◆ INSTRUCTION ◆
Look through the lines below and state how many hold the word "Forecast". Write only the number.

## begin

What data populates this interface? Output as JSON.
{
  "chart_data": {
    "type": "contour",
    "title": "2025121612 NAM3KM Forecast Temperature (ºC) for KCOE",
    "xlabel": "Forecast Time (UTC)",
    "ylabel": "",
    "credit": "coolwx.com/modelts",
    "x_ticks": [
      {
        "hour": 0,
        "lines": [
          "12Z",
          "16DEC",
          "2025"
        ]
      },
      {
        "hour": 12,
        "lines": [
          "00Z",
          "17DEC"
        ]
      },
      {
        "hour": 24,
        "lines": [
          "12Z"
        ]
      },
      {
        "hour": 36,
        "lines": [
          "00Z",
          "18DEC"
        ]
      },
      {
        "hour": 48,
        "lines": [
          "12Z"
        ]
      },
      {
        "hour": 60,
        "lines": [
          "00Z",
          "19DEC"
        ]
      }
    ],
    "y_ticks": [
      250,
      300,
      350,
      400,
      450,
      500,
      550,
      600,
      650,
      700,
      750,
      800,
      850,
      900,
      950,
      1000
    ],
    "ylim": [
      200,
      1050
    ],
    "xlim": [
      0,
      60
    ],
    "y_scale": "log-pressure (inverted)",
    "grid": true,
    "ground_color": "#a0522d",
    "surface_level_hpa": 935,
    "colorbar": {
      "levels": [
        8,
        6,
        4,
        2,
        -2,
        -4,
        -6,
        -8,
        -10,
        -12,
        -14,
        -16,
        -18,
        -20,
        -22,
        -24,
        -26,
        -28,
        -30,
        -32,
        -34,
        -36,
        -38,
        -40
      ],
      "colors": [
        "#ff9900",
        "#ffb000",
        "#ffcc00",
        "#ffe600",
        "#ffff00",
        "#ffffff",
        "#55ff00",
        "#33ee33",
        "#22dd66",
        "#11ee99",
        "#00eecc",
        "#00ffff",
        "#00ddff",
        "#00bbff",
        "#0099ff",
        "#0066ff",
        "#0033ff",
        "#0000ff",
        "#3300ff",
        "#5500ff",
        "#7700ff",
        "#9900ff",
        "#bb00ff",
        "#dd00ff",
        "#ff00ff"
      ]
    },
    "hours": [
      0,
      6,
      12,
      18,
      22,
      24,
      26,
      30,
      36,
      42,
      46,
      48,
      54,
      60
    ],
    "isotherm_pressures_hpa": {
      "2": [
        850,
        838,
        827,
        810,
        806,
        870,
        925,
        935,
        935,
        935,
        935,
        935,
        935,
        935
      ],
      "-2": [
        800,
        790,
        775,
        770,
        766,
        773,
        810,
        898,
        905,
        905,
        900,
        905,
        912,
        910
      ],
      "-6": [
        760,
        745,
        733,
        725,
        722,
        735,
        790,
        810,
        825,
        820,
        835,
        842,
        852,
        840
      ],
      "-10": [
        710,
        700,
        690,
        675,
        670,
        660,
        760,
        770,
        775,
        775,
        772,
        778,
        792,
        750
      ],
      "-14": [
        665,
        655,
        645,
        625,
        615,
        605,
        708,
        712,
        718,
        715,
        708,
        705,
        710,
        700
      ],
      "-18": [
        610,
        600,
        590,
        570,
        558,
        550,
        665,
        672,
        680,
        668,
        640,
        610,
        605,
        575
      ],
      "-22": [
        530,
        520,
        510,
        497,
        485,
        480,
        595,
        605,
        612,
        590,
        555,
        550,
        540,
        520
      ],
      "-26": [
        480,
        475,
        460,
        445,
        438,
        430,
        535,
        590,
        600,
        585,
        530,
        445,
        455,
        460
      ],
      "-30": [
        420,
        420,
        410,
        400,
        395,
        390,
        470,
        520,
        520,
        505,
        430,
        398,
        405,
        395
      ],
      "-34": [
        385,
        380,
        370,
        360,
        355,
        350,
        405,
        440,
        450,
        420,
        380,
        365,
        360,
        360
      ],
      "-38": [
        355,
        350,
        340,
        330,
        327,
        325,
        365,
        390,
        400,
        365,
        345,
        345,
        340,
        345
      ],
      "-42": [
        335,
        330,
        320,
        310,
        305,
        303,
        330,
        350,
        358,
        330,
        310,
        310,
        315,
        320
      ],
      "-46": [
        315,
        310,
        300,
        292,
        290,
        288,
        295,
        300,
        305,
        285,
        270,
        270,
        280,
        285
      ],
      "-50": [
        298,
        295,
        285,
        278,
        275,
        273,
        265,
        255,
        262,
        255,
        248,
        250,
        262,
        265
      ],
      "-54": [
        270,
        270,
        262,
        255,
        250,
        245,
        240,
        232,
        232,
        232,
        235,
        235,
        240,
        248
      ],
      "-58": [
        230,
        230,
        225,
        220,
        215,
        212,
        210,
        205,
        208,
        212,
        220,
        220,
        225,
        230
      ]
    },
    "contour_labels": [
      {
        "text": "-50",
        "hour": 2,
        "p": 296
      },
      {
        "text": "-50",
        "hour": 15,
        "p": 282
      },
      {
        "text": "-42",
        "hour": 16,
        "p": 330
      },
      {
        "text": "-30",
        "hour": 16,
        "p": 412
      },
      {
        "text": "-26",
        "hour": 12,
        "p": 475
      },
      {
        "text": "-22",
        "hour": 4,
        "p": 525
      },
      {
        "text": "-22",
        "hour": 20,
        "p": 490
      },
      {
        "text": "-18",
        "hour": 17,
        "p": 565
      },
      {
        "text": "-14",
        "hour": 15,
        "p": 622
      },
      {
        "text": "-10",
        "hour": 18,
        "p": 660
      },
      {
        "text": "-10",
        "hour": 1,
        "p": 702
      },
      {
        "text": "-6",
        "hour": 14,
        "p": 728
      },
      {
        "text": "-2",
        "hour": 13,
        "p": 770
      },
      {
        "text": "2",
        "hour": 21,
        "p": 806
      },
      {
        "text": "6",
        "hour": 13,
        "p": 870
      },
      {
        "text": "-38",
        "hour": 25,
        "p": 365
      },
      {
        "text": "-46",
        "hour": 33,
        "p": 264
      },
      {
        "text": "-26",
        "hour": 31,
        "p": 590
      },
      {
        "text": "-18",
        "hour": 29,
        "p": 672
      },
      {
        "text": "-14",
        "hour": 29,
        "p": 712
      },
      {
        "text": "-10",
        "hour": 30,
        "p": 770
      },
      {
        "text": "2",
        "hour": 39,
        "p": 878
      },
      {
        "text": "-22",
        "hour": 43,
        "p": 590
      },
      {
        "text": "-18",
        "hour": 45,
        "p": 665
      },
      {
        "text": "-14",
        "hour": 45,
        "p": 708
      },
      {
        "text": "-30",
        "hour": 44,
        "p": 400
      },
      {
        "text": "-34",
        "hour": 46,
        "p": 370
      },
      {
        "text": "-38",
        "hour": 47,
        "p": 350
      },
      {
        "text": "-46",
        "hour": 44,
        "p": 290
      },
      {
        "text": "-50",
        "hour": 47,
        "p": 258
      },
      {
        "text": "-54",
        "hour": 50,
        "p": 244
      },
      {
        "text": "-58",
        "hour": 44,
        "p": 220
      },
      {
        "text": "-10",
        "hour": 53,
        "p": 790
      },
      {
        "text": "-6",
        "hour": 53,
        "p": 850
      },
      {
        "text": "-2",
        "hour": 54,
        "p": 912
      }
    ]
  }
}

## end

◆ OUTPUT BELOW ◆
2